▸ **WHAT THE TASK ASKS**: The data below should be restated word for word, with every picture omitted.

▸ **STORED RECORDS**:
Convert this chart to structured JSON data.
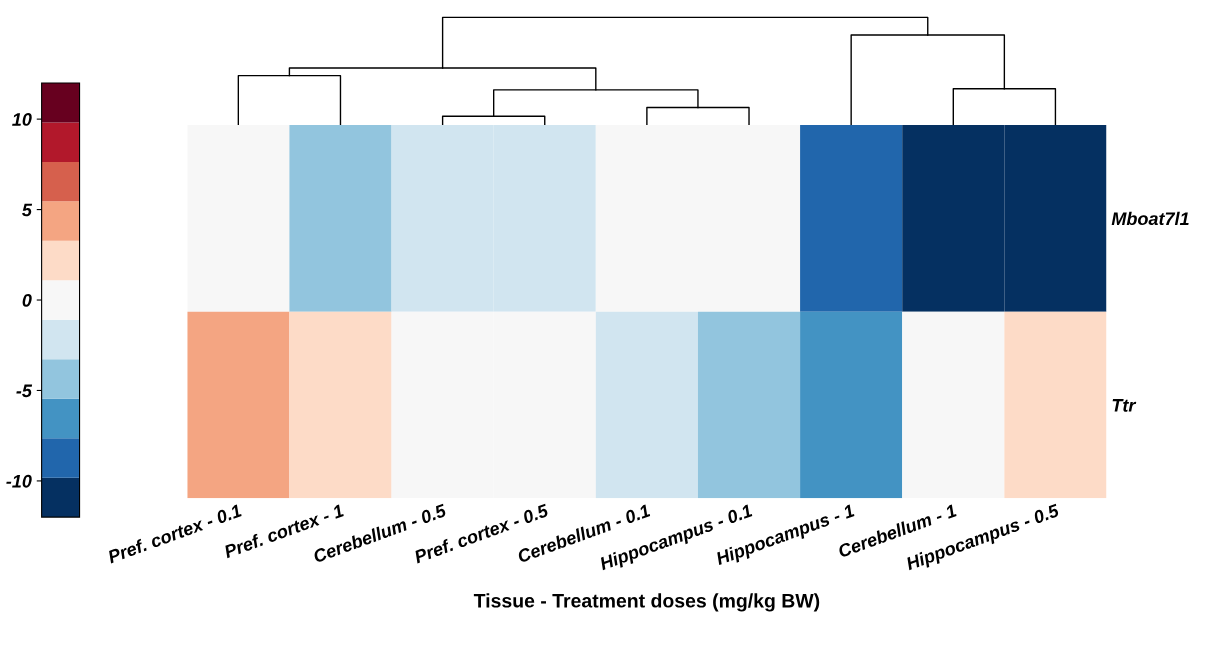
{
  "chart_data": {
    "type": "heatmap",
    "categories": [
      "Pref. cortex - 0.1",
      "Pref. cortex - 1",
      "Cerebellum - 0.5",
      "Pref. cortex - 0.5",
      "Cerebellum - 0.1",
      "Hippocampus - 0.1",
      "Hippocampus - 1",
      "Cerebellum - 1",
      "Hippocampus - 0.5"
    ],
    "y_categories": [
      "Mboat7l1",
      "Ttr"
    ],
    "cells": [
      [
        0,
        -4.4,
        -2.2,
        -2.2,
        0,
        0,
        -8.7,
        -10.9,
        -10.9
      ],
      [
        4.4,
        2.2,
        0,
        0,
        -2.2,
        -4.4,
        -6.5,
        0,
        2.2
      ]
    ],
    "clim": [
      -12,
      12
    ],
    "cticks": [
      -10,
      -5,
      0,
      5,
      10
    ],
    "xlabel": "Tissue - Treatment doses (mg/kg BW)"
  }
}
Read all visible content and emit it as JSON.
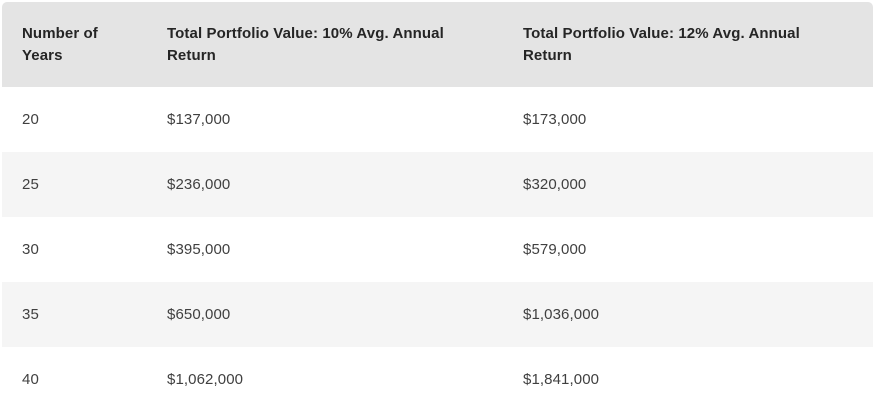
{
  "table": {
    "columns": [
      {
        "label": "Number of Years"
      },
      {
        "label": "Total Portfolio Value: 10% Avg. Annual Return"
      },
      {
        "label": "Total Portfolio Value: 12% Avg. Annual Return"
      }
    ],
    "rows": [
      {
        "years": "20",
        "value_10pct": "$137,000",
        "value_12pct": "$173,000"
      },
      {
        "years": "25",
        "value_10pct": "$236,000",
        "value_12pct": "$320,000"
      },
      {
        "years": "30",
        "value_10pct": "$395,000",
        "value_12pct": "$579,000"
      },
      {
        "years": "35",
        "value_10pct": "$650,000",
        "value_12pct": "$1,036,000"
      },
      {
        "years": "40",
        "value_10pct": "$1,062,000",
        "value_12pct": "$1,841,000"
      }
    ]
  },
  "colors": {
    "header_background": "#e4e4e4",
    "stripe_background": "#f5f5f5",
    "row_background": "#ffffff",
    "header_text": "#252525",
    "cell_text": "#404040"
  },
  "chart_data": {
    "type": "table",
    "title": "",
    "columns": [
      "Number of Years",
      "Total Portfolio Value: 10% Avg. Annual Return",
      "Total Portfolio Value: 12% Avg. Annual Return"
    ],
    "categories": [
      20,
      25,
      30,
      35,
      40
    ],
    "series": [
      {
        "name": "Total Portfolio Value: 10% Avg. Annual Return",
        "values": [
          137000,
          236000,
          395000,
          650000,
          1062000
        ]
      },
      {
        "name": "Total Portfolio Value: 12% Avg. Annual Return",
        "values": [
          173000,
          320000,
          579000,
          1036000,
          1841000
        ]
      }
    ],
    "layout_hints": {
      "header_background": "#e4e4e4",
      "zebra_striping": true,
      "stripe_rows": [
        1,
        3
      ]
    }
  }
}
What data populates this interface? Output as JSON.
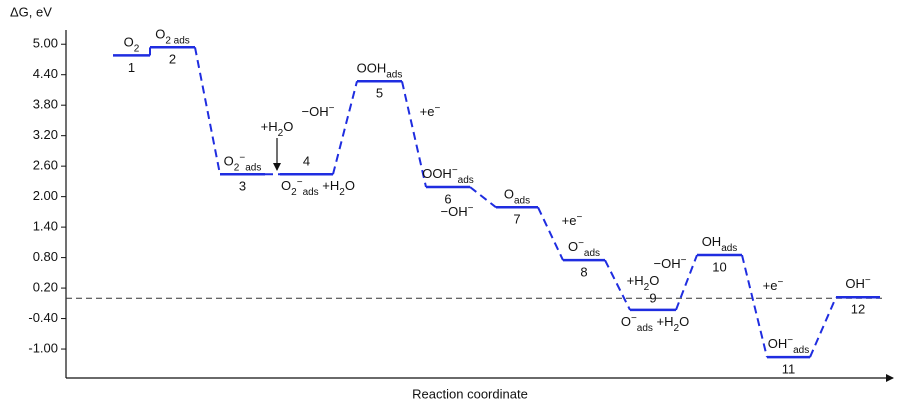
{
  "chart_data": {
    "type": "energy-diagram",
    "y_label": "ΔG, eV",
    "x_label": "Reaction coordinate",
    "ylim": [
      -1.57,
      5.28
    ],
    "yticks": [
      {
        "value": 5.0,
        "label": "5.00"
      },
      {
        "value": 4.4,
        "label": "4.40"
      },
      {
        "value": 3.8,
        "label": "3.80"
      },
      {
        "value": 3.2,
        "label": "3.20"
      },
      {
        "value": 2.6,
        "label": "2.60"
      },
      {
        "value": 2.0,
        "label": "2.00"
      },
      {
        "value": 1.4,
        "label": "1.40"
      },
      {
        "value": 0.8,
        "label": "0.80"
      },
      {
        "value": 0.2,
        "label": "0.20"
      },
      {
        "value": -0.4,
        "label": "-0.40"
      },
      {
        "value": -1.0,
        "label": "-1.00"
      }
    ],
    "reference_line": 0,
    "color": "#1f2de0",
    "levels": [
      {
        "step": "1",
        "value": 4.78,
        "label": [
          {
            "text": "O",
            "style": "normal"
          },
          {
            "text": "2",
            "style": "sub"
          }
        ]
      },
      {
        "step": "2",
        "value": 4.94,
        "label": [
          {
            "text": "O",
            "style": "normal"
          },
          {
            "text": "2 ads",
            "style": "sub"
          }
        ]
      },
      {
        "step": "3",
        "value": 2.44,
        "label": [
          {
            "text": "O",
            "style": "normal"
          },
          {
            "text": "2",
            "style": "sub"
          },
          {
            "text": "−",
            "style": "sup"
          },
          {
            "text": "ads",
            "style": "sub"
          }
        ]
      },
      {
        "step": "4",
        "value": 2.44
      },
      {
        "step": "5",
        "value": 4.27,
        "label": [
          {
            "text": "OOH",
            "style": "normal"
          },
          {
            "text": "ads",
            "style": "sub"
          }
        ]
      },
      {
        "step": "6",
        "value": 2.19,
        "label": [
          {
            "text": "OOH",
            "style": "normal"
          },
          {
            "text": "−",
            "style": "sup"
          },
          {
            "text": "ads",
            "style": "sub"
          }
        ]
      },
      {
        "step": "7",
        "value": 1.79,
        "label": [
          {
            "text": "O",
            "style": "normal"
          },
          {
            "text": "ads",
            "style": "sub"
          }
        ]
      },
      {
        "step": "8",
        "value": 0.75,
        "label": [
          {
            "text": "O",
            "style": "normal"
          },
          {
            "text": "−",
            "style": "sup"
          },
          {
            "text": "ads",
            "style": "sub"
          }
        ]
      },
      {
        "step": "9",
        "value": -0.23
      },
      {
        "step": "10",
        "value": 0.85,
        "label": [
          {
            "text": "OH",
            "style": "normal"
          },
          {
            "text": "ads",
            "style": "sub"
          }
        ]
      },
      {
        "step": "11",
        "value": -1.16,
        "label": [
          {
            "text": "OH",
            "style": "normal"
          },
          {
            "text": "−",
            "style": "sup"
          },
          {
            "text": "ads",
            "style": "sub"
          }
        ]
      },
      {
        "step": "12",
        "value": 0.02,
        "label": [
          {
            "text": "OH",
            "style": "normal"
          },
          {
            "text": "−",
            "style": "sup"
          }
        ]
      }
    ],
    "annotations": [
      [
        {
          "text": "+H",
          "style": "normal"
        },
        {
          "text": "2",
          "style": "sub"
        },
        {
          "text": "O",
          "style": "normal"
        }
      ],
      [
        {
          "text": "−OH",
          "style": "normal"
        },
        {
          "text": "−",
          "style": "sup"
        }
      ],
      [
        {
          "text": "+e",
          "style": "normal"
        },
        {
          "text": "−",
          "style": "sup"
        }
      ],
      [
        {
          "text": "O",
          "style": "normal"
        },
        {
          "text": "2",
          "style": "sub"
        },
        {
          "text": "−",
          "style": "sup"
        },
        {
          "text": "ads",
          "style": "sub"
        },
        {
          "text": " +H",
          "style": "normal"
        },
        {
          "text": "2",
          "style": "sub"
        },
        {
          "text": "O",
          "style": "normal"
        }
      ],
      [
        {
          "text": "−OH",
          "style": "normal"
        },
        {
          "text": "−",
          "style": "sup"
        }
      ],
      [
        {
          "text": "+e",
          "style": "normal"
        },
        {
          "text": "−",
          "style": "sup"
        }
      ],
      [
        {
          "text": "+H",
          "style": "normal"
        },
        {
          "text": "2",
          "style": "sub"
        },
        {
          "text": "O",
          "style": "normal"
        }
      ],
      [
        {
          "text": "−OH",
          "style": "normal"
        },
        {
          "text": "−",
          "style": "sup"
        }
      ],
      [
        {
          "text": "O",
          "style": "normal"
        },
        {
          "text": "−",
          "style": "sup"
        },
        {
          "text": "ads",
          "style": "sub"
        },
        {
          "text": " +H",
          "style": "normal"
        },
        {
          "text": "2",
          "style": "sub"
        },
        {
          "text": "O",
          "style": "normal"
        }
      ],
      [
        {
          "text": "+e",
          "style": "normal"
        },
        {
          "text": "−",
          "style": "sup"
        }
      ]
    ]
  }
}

▸ **OUTPUT OF THE TASK**:
Convert this chart to structured JSON data.
{
  "chart_data": {
    "type": "heatmap",
    "categories": [
      "Pref. cortex - 0.1",
      "Pref. cortex - 1",
      "Cerebellum - 0.5",
      "Pref. cortex - 0.5",
      "Cerebellum - 0.1",
      "Hippocampus - 0.1",
      "Hippocampus - 1",
      "Cerebellum - 1",
      "Hippocampus - 0.5"
    ],
    "y_categories": [
      "Mboat7l1",
      "Ttr"
    ],
    "cells": [
      [
        0,
        -4.4,
        -2.2,
        -2.2,
        0,
        0,
        -8.7,
        -10.9,
        -10.9
      ],
      [
        4.4,
        2.2,
        0,
        0,
        -2.2,
        -4.4,
        -6.5,
        0,
        2.2
      ]
    ],
    "clim": [
      -12,
      12
    ],
    "cticks": [
      -10,
      -5,
      0,
      5,
      10
    ],
    "xlabel": "Tissue - Treatment doses (mg/kg BW)"
  }
}
Read all visible content and emit it as JSON.
{
  "table": {
    "columns": [
      {
        "label": "Number of Years"
      },
      {
        "label": "Total Portfolio Value: 10% Avg. Annual Return"
      },
      {
        "label": "Total Portfolio Value: 12% Avg. Annual Return"
      }
    ],
    "rows": [
      {
        "years": "20",
        "value_10pct": "$137,000",
        "value_12pct": "$173,000"
      },
      {
        "years": "25",
        "value_10pct": "$236,000",
        "value_12pct": "$320,000"
      },
      {
        "years": "30",
        "value_10pct": "$395,000",
        "value_12pct": "$579,000"
      },
      {
        "years": "35",
        "value_10pct": "$650,000",
        "value_12pct": "$1,036,000"
      },
      {
        "years": "40",
        "value_10pct": "$1,062,000",
        "value_12pct": "$1,841,000"
      }
    ]
  },
  "colors": {
    "header_background": "#e4e4e4",
    "stripe_background": "#f5f5f5",
    "row_background": "#ffffff",
    "header_text": "#252525",
    "cell_text": "#404040"
  },
  "chart_data": {
    "type": "table",
    "title": "",
    "columns": [
      "Number of Years",
      "Total Portfolio Value: 10% Avg. Annual Return",
      "Total Portfolio Value: 12% Avg. Annual Return"
    ],
    "categories": [
      20,
      25,
      30,
      35,
      40
    ],
    "series": [
      {
        "name": "Total Portfolio Value: 10% Avg. Annual Return",
        "values": [
          137000,
          236000,
          395000,
          650000,
          1062000
        ]
      },
      {
        "name": "Total Portfolio Value: 12% Avg. Annual Return",
        "values": [
          173000,
          320000,
          579000,
          1036000,
          1841000
        ]
      }
    ],
    "layout_hints": {
      "header_background": "#e4e4e4",
      "zebra_striping": true,
      "stripe_rows": [
        1,
        3
      ]
    }
  }
}
What data populates this interface? Output as JSON.
{
  "chart_data": {
    "type": "energy-diagram",
    "y_label": "ΔG, eV",
    "x_label": "Reaction coordinate",
    "ylim": [
      -1.57,
      5.28
    ],
    "yticks": [
      {
        "value": 5.0,
        "label": "5.00"
      },
      {
        "value": 4.4,
        "label": "4.40"
      },
      {
        "value": 3.8,
        "label": "3.80"
      },
      {
        "value": 3.2,
        "label": "3.20"
      },
      {
        "value": 2.6,
        "label": "2.60"
      },
      {
        "value": 2.0,
        "label": "2.00"
      },
      {
        "value": 1.4,
        "label": "1.40"
      },
      {
        "value": 0.8,
        "label": "0.80"
      },
      {
        "value": 0.2,
        "label": "0.20"
      },
      {
        "value": -0.4,
        "label": "-0.40"
      },
      {
        "value": -1.0,
        "label": "-1.00"
      }
    ],
    "reference_line": 0,
    "color": "#1f2de0",
    "levels": [
      {
        "step": "1",
        "value": 4.78,
        "label": [
          {
            "text": "O",
            "style": "normal"
          },
          {
            "text": "2",
            "style": "sub"
          }
        ]
      },
      {
        "step": "2",
        "value": 4.94,
        "label": [
          {
            "text": "O",
            "style": "normal"
          },
          {
            "text": "2 ads",
            "style": "sub"
          }
        ]
      },
      {
        "step": "3",
        "value": 2.44,
        "label": [
          {
            "text": "O",
            "style": "normal"
          },
          {
            "text": "2",
            "style": "sub"
          },
          {
            "text": "−",
            "style": "sup"
          },
          {
            "text": "ads",
            "style": "sub"
          }
        ]
      },
      {
        "step": "4",
        "value": 2.44
      },
      {
        "step": "5",
        "value": 4.27,
        "label": [
          {
            "text": "OOH",
            "style": "normal"
          },
          {
            "text": "ads",
            "style": "sub"
          }
        ]
      },
      {
        "step": "6",
        "value": 2.19,
        "label": [
          {
            "text": "OOH",
            "style": "normal"
          },
          {
            "text": "−",
            "style": "sup"
          },
          {
            "text": "ads",
            "style": "sub"
          }
        ]
      },
      {
        "step": "7",
        "value": 1.79,
        "label": [
          {
            "text": "O",
            "style": "normal"
          },
          {
            "text": "ads",
            "style": "sub"
          }
        ]
      },
      {
        "step": "8",
        "value": 0.75,
        "label": [
          {
            "text": "O",
            "style": "normal"
          },
          {
            "text": "−",
            "style": "sup"
          },
          {
            "text": "ads",
            "style": "sub"
          }
        ]
      },
      {
        "step": "9",
        "value": -0.23
      },
      {
        "step": "10",
        "value": 0.85,
        "label": [
          {
            "text": "OH",
            "style": "normal"
          },
          {
            "text": "ads",
            "style": "sub"
          }
        ]
      },
      {
        "step": "11",
        "value": -1.16,
        "label": [
          {
            "text": "OH",
            "style": "normal"
          },
          {
            "text": "−",
            "style": "sup"
          },
          {
            "text": "ads",
            "style": "sub"
          }
        ]
      },
      {
        "step": "12",
        "value": 0.02,
        "label": [
          {
            "text": "OH",
            "style": "normal"
          },
          {
            "text": "−",
            "style": "sup"
          }
        ]
      }
    ],
    "annotations": [
      [
        {
          "text": "+H",
          "style": "normal"
        },
        {
          "text": "2",
          "style": "sub"
        },
        {
          "text": "O",
          "style": "normal"
        }
      ],
      [
        {
          "text": "−OH",
          "style": "normal"
        },
        {
          "text": "−",
          "style": "sup"
        }
      ],
      [
        {
          "text": "+e",
          "style": "normal"
        },
        {
          "text": "−",
          "style": "sup"
        }
      ],
      [
        {
          "text": "O",
          "style": "normal"
        },
        {
          "text": "2",
          "style": "sub"
        },
        {
          "text": "−",
          "style": "sup"
        },
        {
          "text": "ads",
          "style": "sub"
        },
        {
          "text": " +H",
          "style": "normal"
        },
        {
          "text": "2",
          "style": "sub"
        },
        {
          "text": "O",
          "style": "normal"
        }
      ],
      [
        {
          "text": "−OH",
          "style": "normal"
        },
        {
          "text": "−",
          "style": "sup"
        }
      ],
      [
        {
          "text": "+e",
          "style": "normal"
        },
        {
          "text": "−",
          "style": "sup"
        }
      ],
      [
        {
          "text": "+H",
          "style": "normal"
        },
        {
          "text": "2",
          "style": "sub"
        },
        {
          "text": "O",
          "style": "normal"
        }
      ],
      [
        {
          "text": "−OH",
          "style": "normal"
        },
        {
          "text": "−",
          "style": "sup"
        }
      ],
      [
        {
          "text": "O",
          "style": "normal"
        },
        {
          "text": "−",
          "style": "sup"
        },
        {
          "text": "ads",
          "style": "sub"
        },
        {
          "text": " +H",
          "style": "normal"
        },
        {
          "text": "2",
          "style": "sub"
        },
        {
          "text": "O",
          "style": "normal"
        }
      ],
      [
        {
          "text": "+e",
          "style": "normal"
        },
        {
          "text": "−",
          "style": "sup"
        }
      ]
    ]
  }
}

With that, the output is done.